◆ Exercise description
Pull every line with the word "said" out of the entries below.
╭─ Record excerpts
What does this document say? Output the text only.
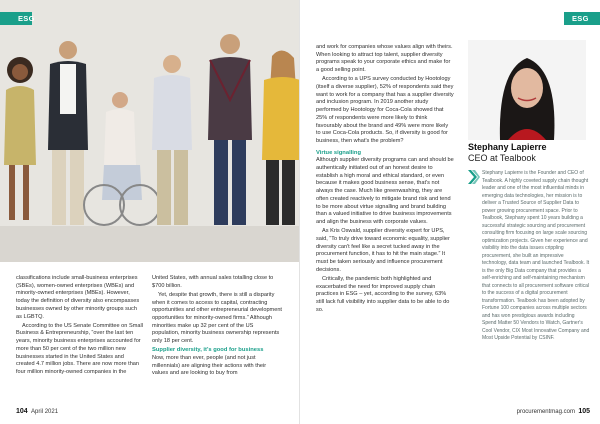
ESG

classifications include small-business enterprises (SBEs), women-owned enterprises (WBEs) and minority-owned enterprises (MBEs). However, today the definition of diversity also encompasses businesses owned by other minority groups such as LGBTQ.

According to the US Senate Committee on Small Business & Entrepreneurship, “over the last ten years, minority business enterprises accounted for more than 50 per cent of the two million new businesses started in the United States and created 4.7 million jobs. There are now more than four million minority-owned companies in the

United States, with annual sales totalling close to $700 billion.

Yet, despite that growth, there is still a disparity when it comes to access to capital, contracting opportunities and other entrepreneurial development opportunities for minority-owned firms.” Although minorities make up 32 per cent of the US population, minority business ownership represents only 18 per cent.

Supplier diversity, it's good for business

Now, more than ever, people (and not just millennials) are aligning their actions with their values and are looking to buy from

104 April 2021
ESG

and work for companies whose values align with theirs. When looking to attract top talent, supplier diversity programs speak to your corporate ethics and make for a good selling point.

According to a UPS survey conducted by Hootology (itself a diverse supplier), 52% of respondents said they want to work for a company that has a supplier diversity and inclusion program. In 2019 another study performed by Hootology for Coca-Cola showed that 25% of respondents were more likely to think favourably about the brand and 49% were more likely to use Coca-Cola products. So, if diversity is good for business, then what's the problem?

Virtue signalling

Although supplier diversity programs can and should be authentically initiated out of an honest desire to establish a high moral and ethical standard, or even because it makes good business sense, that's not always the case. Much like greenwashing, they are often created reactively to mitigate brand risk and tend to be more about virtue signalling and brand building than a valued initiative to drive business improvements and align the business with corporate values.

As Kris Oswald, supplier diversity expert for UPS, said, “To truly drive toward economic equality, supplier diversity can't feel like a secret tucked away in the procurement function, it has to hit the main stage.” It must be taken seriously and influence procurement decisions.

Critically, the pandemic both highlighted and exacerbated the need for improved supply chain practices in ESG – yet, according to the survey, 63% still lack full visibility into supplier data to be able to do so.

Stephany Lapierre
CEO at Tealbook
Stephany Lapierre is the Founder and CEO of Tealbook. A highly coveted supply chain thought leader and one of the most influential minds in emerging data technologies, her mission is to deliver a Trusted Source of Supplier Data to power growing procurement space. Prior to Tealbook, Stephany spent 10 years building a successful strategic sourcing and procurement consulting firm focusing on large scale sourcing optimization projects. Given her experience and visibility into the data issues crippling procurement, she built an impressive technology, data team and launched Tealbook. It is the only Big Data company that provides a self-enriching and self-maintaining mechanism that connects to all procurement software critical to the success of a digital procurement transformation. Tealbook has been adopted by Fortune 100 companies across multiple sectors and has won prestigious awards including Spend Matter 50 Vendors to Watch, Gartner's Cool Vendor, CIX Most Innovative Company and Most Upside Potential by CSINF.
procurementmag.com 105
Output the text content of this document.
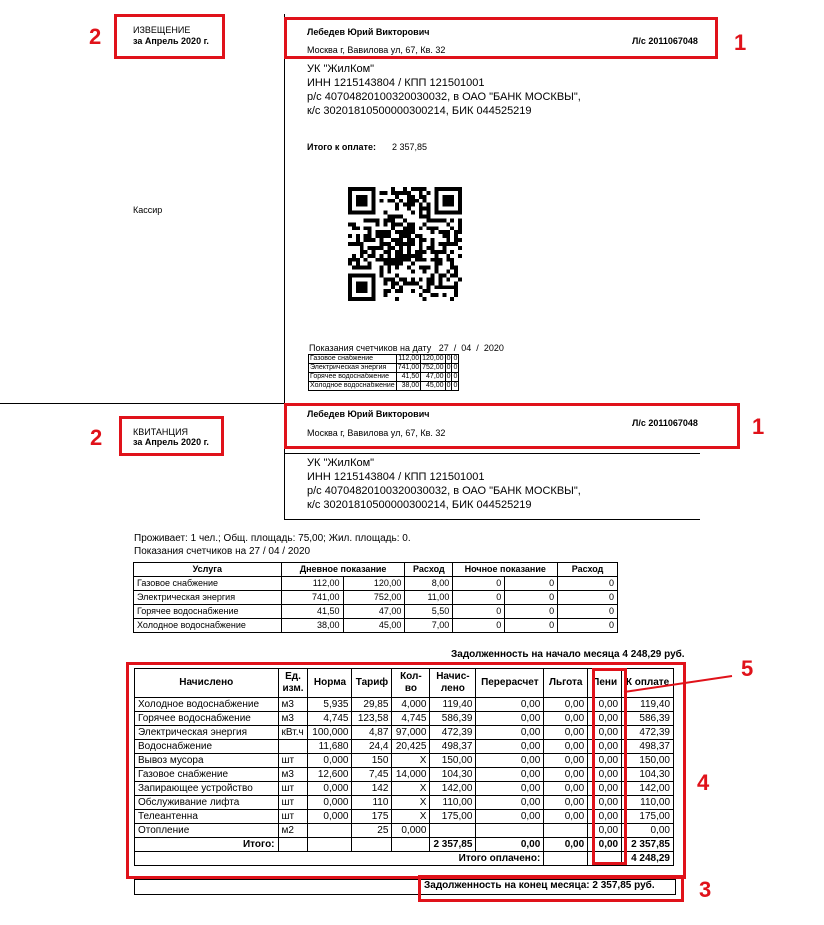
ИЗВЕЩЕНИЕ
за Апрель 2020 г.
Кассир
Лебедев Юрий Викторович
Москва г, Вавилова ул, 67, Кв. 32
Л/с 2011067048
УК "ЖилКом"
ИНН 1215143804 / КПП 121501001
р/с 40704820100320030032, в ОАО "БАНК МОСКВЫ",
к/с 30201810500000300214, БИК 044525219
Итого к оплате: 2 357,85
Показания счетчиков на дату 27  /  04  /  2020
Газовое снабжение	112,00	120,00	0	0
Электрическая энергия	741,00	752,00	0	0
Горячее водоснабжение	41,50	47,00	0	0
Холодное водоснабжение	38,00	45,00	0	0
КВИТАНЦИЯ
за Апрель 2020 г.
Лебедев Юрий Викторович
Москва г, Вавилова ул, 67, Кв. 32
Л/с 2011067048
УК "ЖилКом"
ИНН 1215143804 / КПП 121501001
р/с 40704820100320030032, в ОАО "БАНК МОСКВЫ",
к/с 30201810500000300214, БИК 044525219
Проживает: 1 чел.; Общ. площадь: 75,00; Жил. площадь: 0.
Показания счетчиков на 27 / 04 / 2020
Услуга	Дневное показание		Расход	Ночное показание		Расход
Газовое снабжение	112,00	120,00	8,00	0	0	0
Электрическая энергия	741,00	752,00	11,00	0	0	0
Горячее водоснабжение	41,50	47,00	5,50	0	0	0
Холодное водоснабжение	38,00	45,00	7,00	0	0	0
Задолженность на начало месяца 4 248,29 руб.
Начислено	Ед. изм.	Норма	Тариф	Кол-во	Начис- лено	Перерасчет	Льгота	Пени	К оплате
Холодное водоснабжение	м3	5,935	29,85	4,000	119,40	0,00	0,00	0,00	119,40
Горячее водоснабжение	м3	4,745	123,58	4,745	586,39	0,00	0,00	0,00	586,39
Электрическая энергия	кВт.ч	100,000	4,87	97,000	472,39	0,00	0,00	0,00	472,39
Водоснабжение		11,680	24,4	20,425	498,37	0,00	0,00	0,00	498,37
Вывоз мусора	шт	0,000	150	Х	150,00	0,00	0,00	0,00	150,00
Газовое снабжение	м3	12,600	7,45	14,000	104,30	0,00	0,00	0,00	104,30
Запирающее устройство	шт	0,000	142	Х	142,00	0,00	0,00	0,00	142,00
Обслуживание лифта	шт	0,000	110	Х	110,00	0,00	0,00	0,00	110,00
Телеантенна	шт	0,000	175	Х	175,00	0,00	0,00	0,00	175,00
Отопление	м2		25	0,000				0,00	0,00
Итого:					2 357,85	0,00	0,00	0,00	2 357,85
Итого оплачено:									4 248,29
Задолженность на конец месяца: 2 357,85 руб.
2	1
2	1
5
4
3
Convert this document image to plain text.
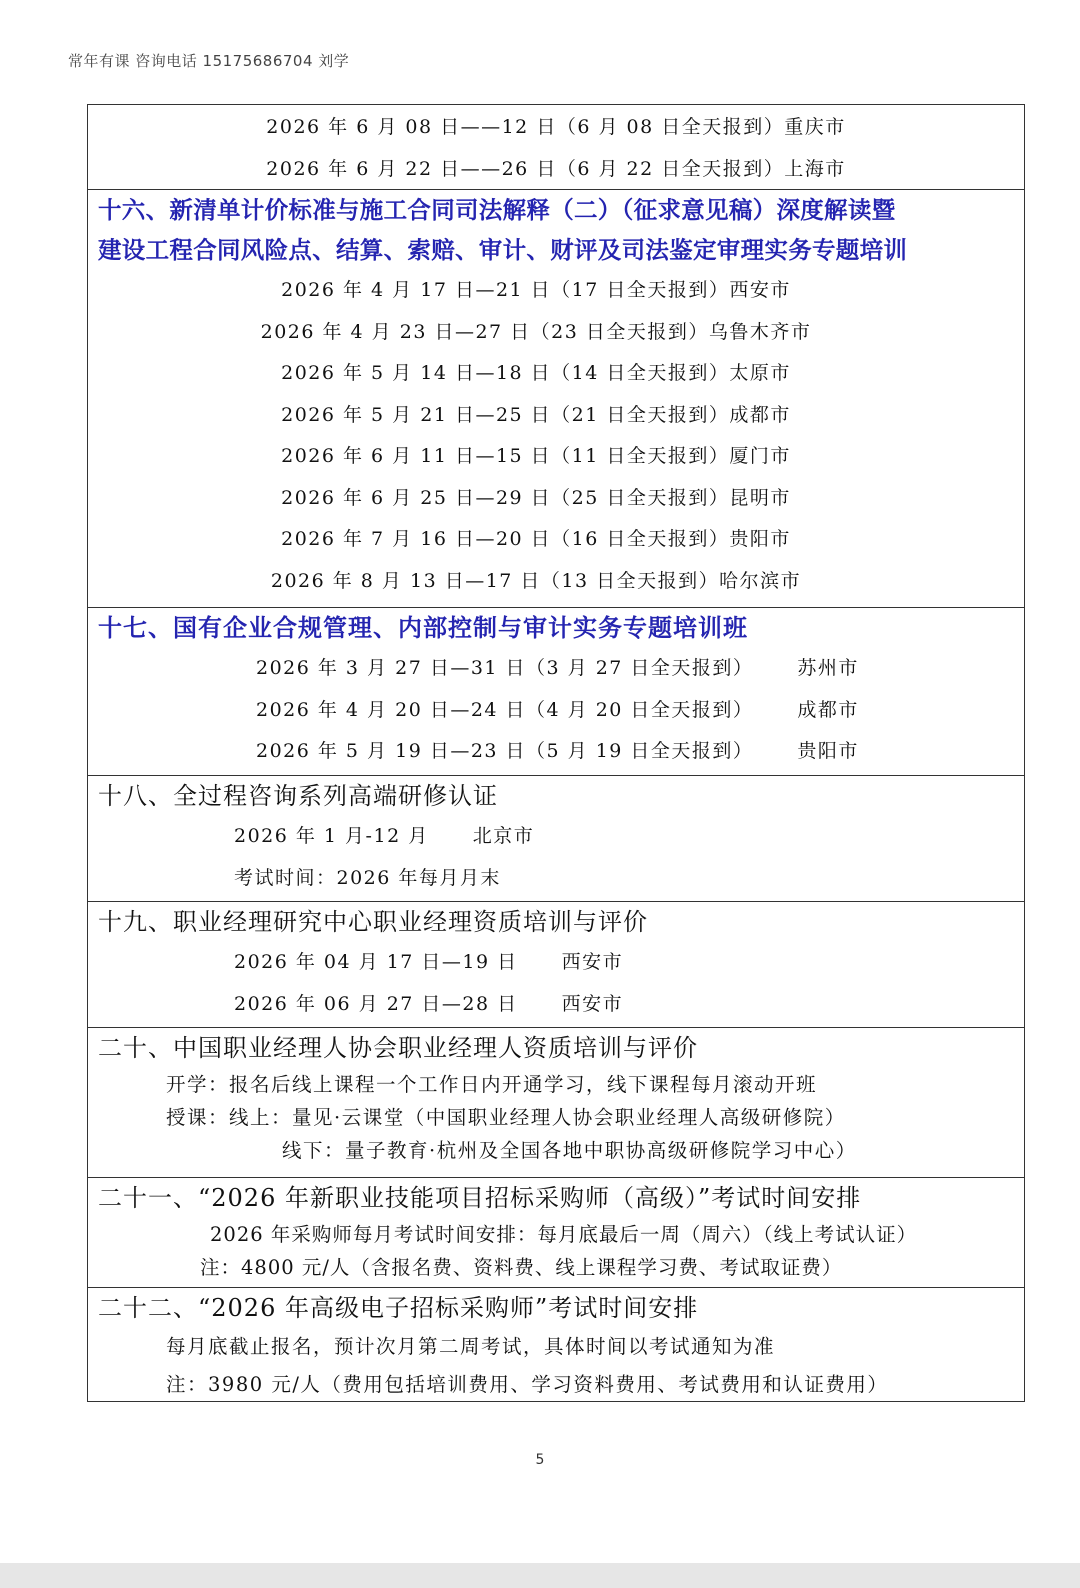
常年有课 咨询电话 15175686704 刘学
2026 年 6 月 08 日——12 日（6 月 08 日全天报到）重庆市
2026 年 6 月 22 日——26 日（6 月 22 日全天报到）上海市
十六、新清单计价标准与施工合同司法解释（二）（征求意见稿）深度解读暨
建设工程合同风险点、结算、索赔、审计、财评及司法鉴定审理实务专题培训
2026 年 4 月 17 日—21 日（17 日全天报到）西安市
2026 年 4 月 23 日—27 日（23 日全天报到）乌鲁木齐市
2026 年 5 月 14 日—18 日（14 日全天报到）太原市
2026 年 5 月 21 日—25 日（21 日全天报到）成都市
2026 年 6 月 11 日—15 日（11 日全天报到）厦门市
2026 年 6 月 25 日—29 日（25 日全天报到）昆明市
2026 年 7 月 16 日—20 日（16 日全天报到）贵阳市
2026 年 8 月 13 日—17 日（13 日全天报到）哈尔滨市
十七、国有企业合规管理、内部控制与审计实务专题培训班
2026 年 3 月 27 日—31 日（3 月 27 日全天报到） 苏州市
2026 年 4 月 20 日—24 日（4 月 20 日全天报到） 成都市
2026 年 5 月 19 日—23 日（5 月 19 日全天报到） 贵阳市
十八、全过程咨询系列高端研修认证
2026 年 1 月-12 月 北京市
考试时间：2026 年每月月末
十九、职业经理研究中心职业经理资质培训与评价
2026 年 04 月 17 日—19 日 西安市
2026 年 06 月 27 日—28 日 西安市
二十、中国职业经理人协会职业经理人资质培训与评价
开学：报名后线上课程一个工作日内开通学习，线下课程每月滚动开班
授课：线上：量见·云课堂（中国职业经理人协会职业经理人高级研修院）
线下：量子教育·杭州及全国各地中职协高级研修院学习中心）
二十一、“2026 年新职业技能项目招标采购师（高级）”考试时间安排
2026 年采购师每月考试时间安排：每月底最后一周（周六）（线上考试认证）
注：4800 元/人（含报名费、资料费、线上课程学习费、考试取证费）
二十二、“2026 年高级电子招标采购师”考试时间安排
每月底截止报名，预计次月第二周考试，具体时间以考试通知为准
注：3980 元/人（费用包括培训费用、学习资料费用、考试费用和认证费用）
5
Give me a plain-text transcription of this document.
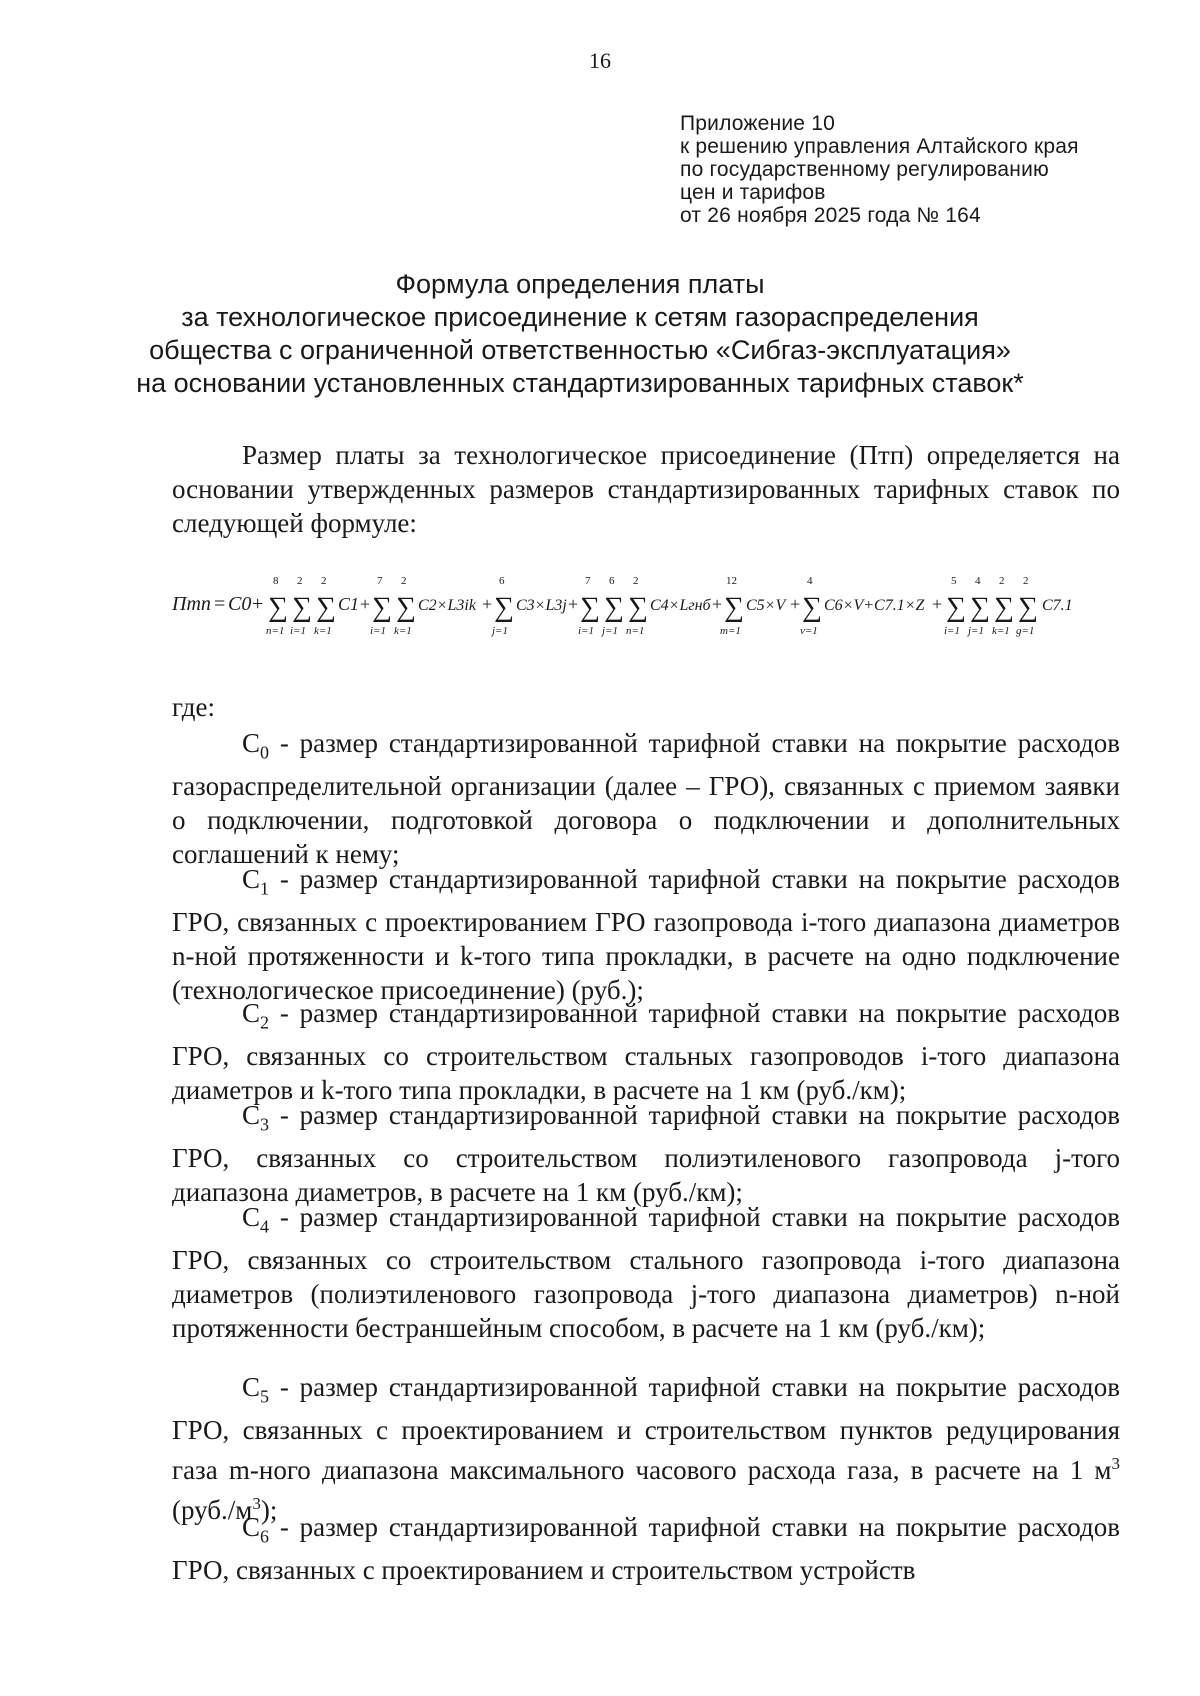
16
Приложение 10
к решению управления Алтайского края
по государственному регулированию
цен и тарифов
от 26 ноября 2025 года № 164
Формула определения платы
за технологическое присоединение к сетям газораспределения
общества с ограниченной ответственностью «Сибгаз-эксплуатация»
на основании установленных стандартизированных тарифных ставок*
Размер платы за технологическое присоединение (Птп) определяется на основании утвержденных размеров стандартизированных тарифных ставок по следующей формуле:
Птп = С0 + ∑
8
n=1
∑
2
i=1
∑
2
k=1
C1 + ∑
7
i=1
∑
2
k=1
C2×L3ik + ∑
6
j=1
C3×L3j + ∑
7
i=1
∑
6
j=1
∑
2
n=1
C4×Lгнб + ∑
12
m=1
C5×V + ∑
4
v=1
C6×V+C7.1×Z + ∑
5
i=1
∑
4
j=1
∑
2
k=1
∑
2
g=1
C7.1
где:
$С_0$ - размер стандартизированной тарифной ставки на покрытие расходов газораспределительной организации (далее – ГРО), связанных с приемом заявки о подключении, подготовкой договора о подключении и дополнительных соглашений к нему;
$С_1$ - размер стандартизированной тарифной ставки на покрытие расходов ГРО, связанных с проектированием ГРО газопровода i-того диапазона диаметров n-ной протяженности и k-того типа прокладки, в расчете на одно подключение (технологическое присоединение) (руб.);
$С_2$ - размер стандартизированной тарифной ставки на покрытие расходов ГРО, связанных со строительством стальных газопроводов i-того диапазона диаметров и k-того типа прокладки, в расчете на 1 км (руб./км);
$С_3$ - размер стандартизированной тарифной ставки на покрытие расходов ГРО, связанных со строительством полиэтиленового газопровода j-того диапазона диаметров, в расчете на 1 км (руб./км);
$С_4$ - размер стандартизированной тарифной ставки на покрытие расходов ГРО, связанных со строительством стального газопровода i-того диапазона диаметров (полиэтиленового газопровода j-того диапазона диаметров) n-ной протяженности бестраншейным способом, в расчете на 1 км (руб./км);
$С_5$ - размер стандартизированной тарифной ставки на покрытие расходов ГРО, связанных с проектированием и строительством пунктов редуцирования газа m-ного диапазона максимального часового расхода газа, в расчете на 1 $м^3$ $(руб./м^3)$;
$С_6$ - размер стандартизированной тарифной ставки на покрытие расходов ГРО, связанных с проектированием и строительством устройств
╰─
◆ Correct response
According to a UPS survey conducted by Hootology (itself a diverse supplier), 52% of respondents said they want to work for a company that has a supplier diversity and inclusion program. In 2019 another study performed by Hootology for Coca-Cola showed that 25% of respondents were more likely to think favourably about the brand and 49% were more likely to use Coca-Cola products. So, if diversity is good for business, then what's the problem?
As Kris Oswald, supplier diversity expert for UPS, said, “To truly drive toward economic equality, supplier diversity can't feel like a secret tucked away in the procurement function, it has to hit the main stage.” It must be taken seriously and influence procurement decisions.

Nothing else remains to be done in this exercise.